* _Material for this exercise_:
══════

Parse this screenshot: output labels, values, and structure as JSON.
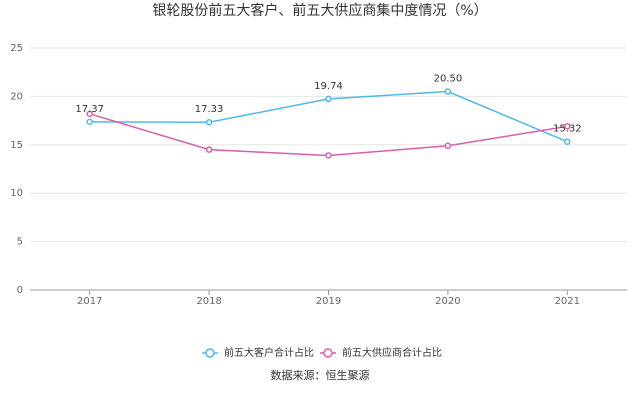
{
  "chart_data": {
    "type": "line",
    "title": "银轮股份前五大客户、前五大供应商集中度情况（%）",
    "categories": [
      "2017",
      "2018",
      "2019",
      "2020",
      "2021"
    ],
    "series": [
      {
        "name": "前五大客户合计占比",
        "color": "#4db8ec",
        "values": [
          17.37,
          17.33,
          19.74,
          20.5,
          15.32
        ],
        "labels": [
          "17.37",
          "17.33",
          "19.74",
          "20.50",
          "15.32"
        ]
      },
      {
        "name": "前五大供应商合计占比",
        "color": "#d85fa8",
        "values": [
          18.2,
          14.5,
          13.9,
          14.9,
          16.9
        ]
      }
    ],
    "yticks": [
      "0",
      "5",
      "10",
      "15",
      "20",
      "25"
    ],
    "ylim": [
      0,
      25
    ],
    "grid": true,
    "legend_position": "bottom"
  },
  "source": "数据来源：恒生聚源"
}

══════

Repeat the records above verbatim, with no pictures in the result.

* _Written solution_:
Parse this screenshot: output labels, values, and structure as JSON.
{
  "chart_data": {
    "type": "line",
    "title": "银轮股份前五大客户、前五大供应商集中度情况（%）",
    "categories": [
      "2017",
      "2018",
      "2019",
      "2020",
      "2021"
    ],
    "series": [
      {
        "name": "前五大客户合计占比",
        "color": "#4db8ec",
        "values": [
          17.37,
          17.33,
          19.74,
          20.5,
          15.32
        ],
        "labels": [
          "17.37",
          "17.33",
          "19.74",
          "20.50",
          "15.32"
        ]
      },
      {
        "name": "前五大供应商合计占比",
        "color": "#d85fa8",
        "values": [
          18.2,
          14.5,
          13.9,
          14.9,
          16.9
        ]
      }
    ],
    "yticks": [
      "0",
      "5",
      "10",
      "15",
      "20",
      "25"
    ],
    "ylim": [
      0,
      25
    ],
    "grid": true,
    "legend_position": "bottom"
  },
  "source": "数据来源：恒生聚源"
}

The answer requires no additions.